Task statement: Leave out the pictures and reproduce all of the data exactly.

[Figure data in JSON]
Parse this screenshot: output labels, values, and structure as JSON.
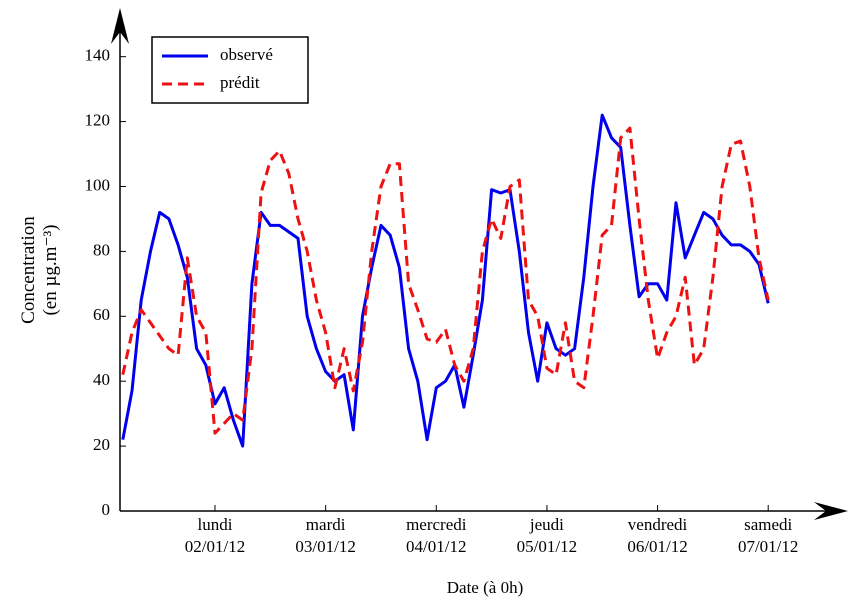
{
  "chart_data": {
    "type": "line",
    "xlabel": "Date (à 0h)",
    "ylabel": "Concentration\n(en µg.m⁻³)",
    "categories": [
      null,
      null,
      null,
      null,
      null,
      null,
      null,
      null,
      null,
      null,
      "lundi\n02/01/12",
      null,
      null,
      null,
      null,
      null,
      null,
      null,
      null,
      null,
      null,
      null,
      "mardi\n03/01/12",
      null,
      null,
      null,
      null,
      null,
      null,
      null,
      null,
      null,
      null,
      null,
      "mercredi\n04/01/12",
      null,
      null,
      null,
      null,
      null,
      null,
      null,
      null,
      null,
      null,
      null,
      "jeudi\n05/01/12",
      null,
      null,
      null,
      null,
      null,
      null,
      null,
      null,
      null,
      null,
      null,
      "vendredi\n06/01/12",
      null,
      null,
      null,
      null,
      null,
      null,
      null,
      null,
      null,
      null,
      null,
      "samedi\n07/01/12"
    ],
    "series": [
      {
        "name": "observé",
        "color": "#0000ee",
        "style": "solid",
        "values": [
          22,
          37,
          65,
          80,
          92,
          90,
          82,
          72,
          50,
          45,
          33,
          38,
          28,
          20,
          70,
          92,
          88,
          88,
          86,
          84,
          60,
          50,
          43,
          40,
          42,
          25,
          60,
          75,
          88,
          85,
          75,
          50,
          40,
          22,
          38,
          40,
          45,
          32,
          48,
          65,
          99,
          98,
          99,
          80,
          55,
          40,
          58,
          50,
          48,
          50,
          72,
          100,
          122,
          115,
          112,
          88,
          66,
          70,
          70,
          65,
          95,
          78,
          85,
          92,
          90,
          85,
          82,
          82,
          80,
          76,
          64
        ]
      },
      {
        "name": "prédit",
        "color": "#ee1111",
        "style": "dashed",
        "values": [
          42,
          55,
          62,
          58,
          54,
          50,
          48,
          78,
          60,
          55,
          24,
          27,
          30,
          28,
          50,
          98,
          108,
          111,
          104,
          90,
          80,
          65,
          55,
          38,
          50,
          37,
          52,
          80,
          100,
          107,
          107,
          70,
          62,
          53,
          52,
          56,
          45,
          40,
          50,
          80,
          90,
          84,
          100,
          102,
          65,
          60,
          44,
          42,
          58,
          40,
          38,
          60,
          85,
          88,
          115,
          118,
          90,
          65,
          47,
          55,
          60,
          72,
          45,
          50,
          72,
          100,
          113,
          114,
          100,
          78,
          65
        ]
      }
    ],
    "ylim": [
      0,
      155
    ],
    "yticks": [
      0,
      20,
      40,
      60,
      80,
      100,
      120,
      140
    ],
    "legend": "upper left"
  }
}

In response:
Parse this screenshot: output labels, values, and structure as JSON.
{
  "chart_data": {
    "type": "line",
    "xlabel": "Date (à 0h)",
    "ylabel": "Concentration\n(en µg.m⁻³)",
    "categories": [
      null,
      null,
      null,
      null,
      null,
      null,
      null,
      null,
      null,
      null,
      "lundi\n02/01/12",
      null,
      null,
      null,
      null,
      null,
      null,
      null,
      null,
      null,
      null,
      null,
      "mardi\n03/01/12",
      null,
      null,
      null,
      null,
      null,
      null,
      null,
      null,
      null,
      null,
      null,
      "mercredi\n04/01/12",
      null,
      null,
      null,
      null,
      null,
      null,
      null,
      null,
      null,
      null,
      null,
      "jeudi\n05/01/12",
      null,
      null,
      null,
      null,
      null,
      null,
      null,
      null,
      null,
      null,
      null,
      "vendredi\n06/01/12",
      null,
      null,
      null,
      null,
      null,
      null,
      null,
      null,
      null,
      null,
      null,
      "samedi\n07/01/12"
    ],
    "series": [
      {
        "name": "observé",
        "color": "#0000ee",
        "style": "solid",
        "values": [
          22,
          37,
          65,
          80,
          92,
          90,
          82,
          72,
          50,
          45,
          33,
          38,
          28,
          20,
          70,
          92,
          88,
          88,
          86,
          84,
          60,
          50,
          43,
          40,
          42,
          25,
          60,
          75,
          88,
          85,
          75,
          50,
          40,
          22,
          38,
          40,
          45,
          32,
          48,
          65,
          99,
          98,
          99,
          80,
          55,
          40,
          58,
          50,
          48,
          50,
          72,
          100,
          122,
          115,
          112,
          88,
          66,
          70,
          70,
          65,
          95,
          78,
          85,
          92,
          90,
          85,
          82,
          82,
          80,
          76,
          64
        ]
      },
      {
        "name": "prédit",
        "color": "#ee1111",
        "style": "dashed",
        "values": [
          42,
          55,
          62,
          58,
          54,
          50,
          48,
          78,
          60,
          55,
          24,
          27,
          30,
          28,
          50,
          98,
          108,
          111,
          104,
          90,
          80,
          65,
          55,
          38,
          50,
          37,
          52,
          80,
          100,
          107,
          107,
          70,
          62,
          53,
          52,
          56,
          45,
          40,
          50,
          80,
          90,
          84,
          100,
          102,
          65,
          60,
          44,
          42,
          58,
          40,
          38,
          60,
          85,
          88,
          115,
          118,
          90,
          65,
          47,
          55,
          60,
          72,
          45,
          50,
          72,
          100,
          113,
          114,
          100,
          78,
          65
        ]
      }
    ],
    "ylim": [
      0,
      155
    ],
    "yticks": [
      0,
      20,
      40,
      60,
      80,
      100,
      120,
      140
    ],
    "legend": "upper left"
  }
}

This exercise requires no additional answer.